Problem requirements: Copy out all the entries word for word.

(Source records)
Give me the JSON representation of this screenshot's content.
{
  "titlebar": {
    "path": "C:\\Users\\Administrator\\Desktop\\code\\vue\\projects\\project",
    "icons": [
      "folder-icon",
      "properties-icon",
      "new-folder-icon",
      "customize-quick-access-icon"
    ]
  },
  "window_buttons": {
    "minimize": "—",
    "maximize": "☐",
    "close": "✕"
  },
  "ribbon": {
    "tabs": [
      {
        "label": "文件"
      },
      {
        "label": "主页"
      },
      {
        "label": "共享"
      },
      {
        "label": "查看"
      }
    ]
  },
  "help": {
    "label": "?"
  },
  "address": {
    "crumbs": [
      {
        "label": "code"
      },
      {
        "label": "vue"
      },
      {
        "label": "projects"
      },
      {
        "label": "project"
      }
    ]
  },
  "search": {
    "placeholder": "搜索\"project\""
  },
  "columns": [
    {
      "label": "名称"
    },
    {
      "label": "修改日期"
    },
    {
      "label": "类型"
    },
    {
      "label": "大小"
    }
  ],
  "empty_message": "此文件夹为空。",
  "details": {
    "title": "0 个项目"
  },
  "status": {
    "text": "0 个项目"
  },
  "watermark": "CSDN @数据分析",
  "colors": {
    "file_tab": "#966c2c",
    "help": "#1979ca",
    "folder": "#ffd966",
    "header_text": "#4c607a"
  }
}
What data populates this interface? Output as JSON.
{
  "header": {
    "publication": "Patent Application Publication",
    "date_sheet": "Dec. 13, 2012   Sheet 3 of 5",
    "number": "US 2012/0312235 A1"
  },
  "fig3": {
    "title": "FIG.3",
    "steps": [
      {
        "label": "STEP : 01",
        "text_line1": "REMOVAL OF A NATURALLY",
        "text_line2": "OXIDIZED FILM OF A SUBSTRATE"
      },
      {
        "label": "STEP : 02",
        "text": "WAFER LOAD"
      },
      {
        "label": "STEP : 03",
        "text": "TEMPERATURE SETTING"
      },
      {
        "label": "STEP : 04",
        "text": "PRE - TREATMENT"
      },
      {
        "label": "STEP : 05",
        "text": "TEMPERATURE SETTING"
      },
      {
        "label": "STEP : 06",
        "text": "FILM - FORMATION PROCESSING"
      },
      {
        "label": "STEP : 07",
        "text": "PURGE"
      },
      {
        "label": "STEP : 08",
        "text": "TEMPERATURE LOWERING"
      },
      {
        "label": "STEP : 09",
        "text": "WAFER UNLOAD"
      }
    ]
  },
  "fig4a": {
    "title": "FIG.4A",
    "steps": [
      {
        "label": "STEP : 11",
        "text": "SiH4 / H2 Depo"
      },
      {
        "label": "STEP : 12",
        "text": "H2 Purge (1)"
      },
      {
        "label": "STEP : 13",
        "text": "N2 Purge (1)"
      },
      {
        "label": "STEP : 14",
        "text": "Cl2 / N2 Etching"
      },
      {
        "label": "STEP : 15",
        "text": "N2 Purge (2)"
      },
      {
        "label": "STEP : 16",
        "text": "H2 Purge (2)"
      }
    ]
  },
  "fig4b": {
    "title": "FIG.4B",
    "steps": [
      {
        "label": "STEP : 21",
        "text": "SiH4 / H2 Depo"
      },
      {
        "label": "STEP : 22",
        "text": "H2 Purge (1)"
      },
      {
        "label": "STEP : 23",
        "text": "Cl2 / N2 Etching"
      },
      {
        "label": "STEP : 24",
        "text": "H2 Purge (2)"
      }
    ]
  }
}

Complete output:
Give me the JSON representation of this screenshot's content.
{
  "titlebar": {
    "path": "C:\\Users\\Administrator\\Desktop\\code\\vue\\projects\\project",
    "icons": [
      "folder-icon",
      "properties-icon",
      "new-folder-icon",
      "customize-quick-access-icon"
    ]
  },
  "window_buttons": {
    "minimize": "—",
    "maximize": "☐",
    "close": "✕"
  },
  "ribbon": {
    "tabs": [
      {
        "label": "文件"
      },
      {
        "label": "主页"
      },
      {
        "label": "共享"
      },
      {
        "label": "查看"
      }
    ]
  },
  "help": {
    "label": "?"
  },
  "address": {
    "crumbs": [
      {
        "label": "code"
      },
      {
        "label": "vue"
      },
      {
        "label": "projects"
      },
      {
        "label": "project"
      }
    ]
  },
  "search": {
    "placeholder": "搜索\"project\""
  },
  "columns": [
    {
      "label": "名称"
    },
    {
      "label": "修改日期"
    },
    {
      "label": "类型"
    },
    {
      "label": "大小"
    }
  ],
  "empty_message": "此文件夹为空。",
  "details": {
    "title": "0 个项目"
  },
  "status": {
    "text": "0 个项目"
  },
  "watermark": "CSDN @数据分析",
  "colors": {
    "file_tab": "#966c2c",
    "help": "#1979ca",
    "folder": "#ffd966",
    "header_text": "#4c607a"
  }
}
What data populates this interface? Output as JSON.
{
  "header": {
    "publication": "Patent Application Publication",
    "date_sheet": "Dec. 13, 2012   Sheet 3 of 5",
    "number": "US 2012/0312235 A1"
  },
  "fig3": {
    "title": "FIG.3",
    "steps": [
      {
        "label": "STEP : 01",
        "text_line1": "REMOVAL OF A NATURALLY",
        "text_line2": "OXIDIZED FILM OF A SUBSTRATE"
      },
      {
        "label": "STEP : 02",
        "text": "WAFER LOAD"
      },
      {
        "label": "STEP : 03",
        "text": "TEMPERATURE SETTING"
      },
      {
        "label": "STEP : 04",
        "text": "PRE - TREATMENT"
      },
      {
        "label": "STEP : 05",
        "text": "TEMPERATURE SETTING"
      },
      {
        "label": "STEP : 06",
        "text": "FILM - FORMATION PROCESSING"
      },
      {
        "label": "STEP : 07",
        "text": "PURGE"
      },
      {
        "label": "STEP : 08",
        "text": "TEMPERATURE LOWERING"
      },
      {
        "label": "STEP : 09",
        "text": "WAFER UNLOAD"
      }
    ]
  },
  "fig4a": {
    "title": "FIG.4A",
    "steps": [
      {
        "label": "STEP : 11",
        "text": "SiH4 / H2 Depo"
      },
      {
        "label": "STEP : 12",
        "text": "H2 Purge (1)"
      },
      {
        "label": "STEP : 13",
        "text": "N2 Purge (1)"
      },
      {
        "label": "STEP : 14",
        "text": "Cl2 / N2 Etching"
      },
      {
        "label": "STEP : 15",
        "text": "N2 Purge (2)"
      },
      {
        "label": "STEP : 16",
        "text": "H2 Purge (2)"
      }
    ]
  },
  "fig4b": {
    "title": "FIG.4B",
    "steps": [
      {
        "label": "STEP : 21",
        "text": "SiH4 / H2 Depo"
      },
      {
        "label": "STEP : 22",
        "text": "H2 Purge (1)"
      },
      {
        "label": "STEP : 23",
        "text": "Cl2 / N2 Etching"
      },
      {
        "label": "STEP : 24",
        "text": "H2 Purge (2)"
      }
    ]
  }
}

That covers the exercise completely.